- [Challenge]
Filter this material down to the lines that hold "obsidionem", copying each one.

--- start of Data lines ---

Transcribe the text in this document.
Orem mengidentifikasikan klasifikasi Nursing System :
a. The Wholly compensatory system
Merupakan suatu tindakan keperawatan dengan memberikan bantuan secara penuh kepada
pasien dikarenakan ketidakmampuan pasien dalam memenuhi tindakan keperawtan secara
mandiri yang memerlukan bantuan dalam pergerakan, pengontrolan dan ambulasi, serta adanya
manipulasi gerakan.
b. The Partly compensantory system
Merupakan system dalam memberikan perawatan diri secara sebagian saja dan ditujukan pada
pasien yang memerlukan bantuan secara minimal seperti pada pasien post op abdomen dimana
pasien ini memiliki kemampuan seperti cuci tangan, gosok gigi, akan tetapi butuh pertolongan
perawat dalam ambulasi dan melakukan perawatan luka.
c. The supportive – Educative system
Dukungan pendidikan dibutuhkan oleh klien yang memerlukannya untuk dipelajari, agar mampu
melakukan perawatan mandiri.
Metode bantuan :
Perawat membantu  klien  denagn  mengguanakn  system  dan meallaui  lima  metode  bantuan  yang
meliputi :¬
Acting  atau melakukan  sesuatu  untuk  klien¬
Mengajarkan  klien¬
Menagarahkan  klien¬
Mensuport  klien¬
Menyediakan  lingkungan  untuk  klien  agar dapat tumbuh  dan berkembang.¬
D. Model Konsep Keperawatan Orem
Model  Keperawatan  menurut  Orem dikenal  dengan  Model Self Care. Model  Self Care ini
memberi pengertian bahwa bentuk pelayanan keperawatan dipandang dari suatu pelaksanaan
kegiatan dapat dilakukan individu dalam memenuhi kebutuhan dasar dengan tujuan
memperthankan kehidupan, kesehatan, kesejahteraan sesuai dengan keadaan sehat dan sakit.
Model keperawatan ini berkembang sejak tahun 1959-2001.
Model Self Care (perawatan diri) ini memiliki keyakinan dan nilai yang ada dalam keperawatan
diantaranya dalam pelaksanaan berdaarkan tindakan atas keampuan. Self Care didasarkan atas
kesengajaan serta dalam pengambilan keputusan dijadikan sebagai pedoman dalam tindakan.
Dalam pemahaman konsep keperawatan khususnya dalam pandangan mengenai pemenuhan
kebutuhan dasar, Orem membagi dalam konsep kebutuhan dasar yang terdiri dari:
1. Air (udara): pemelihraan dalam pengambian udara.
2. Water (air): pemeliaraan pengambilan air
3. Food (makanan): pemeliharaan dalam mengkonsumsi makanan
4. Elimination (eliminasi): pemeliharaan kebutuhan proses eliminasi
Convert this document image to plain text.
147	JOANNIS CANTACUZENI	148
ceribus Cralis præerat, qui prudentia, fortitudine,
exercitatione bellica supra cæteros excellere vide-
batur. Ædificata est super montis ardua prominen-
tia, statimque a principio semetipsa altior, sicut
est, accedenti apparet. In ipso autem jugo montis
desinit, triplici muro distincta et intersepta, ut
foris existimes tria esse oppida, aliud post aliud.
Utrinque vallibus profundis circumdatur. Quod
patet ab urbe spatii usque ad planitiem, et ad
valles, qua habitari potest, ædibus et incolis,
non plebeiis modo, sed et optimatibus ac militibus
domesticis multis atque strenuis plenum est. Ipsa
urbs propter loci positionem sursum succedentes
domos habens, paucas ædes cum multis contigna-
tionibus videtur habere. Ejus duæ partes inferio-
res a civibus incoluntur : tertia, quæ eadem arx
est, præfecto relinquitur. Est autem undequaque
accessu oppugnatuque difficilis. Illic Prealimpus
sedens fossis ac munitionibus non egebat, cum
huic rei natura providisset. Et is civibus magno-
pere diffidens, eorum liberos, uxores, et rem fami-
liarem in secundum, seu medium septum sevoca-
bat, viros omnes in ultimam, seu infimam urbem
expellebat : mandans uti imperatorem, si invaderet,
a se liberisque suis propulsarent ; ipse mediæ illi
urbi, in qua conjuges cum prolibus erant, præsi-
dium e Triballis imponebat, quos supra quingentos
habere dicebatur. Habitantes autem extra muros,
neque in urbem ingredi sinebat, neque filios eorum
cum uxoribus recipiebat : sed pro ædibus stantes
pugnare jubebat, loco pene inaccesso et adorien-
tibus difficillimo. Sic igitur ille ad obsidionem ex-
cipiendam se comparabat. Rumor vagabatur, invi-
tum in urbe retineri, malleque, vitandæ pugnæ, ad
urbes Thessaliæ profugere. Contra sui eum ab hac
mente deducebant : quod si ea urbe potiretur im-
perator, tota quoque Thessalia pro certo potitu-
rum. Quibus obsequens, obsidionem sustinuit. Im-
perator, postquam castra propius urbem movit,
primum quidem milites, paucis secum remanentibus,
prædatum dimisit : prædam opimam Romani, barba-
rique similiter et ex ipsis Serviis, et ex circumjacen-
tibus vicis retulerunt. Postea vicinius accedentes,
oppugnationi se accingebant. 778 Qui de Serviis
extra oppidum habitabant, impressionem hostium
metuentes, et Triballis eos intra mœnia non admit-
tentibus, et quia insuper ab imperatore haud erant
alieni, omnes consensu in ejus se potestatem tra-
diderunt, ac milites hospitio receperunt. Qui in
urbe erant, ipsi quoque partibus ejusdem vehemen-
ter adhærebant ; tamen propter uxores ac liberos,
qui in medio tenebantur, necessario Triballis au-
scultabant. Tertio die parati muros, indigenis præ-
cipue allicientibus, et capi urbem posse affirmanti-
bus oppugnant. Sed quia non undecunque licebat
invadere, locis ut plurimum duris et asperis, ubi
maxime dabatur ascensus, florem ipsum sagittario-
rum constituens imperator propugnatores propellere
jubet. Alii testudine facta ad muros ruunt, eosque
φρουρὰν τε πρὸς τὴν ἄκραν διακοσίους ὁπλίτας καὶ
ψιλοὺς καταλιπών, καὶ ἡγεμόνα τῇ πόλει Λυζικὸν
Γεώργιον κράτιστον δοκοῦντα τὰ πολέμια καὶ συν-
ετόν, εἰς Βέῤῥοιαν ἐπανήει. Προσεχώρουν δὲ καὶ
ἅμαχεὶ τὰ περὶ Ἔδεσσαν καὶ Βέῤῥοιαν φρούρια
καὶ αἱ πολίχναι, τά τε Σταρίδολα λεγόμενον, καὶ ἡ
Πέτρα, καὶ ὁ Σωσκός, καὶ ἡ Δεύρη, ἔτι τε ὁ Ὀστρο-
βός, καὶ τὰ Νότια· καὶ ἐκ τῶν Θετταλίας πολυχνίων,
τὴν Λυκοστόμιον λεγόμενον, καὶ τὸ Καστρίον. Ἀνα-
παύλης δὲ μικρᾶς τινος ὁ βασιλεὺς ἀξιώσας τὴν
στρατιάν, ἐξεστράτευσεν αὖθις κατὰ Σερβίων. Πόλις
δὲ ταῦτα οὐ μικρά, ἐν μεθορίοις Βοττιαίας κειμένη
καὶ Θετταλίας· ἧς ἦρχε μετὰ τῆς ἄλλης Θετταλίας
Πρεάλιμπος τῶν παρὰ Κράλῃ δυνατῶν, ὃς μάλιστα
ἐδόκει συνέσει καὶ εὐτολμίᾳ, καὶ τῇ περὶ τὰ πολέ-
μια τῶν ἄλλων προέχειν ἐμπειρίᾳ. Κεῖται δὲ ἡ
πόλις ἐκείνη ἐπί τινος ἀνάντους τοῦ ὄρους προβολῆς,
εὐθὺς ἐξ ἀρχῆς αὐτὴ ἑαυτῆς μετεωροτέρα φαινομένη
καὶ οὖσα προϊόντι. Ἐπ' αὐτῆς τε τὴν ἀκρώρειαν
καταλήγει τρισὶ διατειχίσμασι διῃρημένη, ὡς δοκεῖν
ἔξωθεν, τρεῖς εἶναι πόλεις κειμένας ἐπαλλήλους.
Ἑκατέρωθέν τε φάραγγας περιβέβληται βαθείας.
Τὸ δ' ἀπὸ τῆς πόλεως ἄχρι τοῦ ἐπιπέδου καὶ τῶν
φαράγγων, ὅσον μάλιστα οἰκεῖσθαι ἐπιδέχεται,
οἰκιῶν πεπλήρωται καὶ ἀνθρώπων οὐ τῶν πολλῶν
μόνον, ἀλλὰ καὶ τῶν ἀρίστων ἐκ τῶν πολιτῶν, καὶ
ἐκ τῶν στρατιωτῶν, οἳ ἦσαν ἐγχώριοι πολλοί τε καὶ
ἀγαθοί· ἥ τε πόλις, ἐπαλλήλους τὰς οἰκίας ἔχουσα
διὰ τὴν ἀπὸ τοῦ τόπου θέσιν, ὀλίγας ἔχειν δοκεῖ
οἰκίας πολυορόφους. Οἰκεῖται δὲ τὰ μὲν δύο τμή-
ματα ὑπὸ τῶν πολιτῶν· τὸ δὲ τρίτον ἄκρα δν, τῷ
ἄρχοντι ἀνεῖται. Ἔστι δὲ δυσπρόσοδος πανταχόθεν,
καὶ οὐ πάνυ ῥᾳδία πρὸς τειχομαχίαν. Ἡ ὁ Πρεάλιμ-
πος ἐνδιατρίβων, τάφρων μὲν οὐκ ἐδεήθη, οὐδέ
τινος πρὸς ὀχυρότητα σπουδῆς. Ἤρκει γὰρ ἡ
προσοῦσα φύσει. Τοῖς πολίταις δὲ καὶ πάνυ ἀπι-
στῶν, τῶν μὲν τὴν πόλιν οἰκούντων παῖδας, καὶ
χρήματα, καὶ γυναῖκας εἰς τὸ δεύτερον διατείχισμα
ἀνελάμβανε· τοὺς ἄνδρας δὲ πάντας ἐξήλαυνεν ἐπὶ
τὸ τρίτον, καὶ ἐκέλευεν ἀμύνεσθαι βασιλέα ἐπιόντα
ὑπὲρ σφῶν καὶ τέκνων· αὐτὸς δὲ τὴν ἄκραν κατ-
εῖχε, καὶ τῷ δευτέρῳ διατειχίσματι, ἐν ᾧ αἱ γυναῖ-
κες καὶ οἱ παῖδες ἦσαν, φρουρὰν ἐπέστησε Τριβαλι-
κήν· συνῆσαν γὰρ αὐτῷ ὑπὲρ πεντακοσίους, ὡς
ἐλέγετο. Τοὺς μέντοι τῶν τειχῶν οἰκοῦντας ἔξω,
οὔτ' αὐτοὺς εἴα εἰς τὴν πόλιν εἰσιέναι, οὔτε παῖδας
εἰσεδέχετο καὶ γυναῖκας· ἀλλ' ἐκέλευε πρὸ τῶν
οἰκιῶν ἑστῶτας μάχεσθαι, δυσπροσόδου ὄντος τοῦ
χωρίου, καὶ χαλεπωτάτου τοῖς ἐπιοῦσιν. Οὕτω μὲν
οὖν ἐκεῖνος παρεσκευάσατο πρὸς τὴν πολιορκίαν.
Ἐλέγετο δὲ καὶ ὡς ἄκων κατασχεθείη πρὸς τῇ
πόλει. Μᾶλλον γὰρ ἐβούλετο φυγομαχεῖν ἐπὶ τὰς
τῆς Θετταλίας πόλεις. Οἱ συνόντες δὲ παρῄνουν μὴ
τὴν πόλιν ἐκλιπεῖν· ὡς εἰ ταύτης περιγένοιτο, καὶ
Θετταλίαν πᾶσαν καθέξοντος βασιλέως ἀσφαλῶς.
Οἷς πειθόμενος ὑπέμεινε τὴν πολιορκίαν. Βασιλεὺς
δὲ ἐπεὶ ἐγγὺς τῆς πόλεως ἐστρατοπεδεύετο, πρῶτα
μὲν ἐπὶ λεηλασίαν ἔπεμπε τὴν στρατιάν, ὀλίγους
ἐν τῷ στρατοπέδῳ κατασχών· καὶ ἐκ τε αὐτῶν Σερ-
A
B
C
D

--- end of Data lines ---

- [Expected answer]
tibus difficillimo. Sic igitur ille ad obsidionem ex-
rum. Quibus obsequens, obsidionem sustinuit. Im-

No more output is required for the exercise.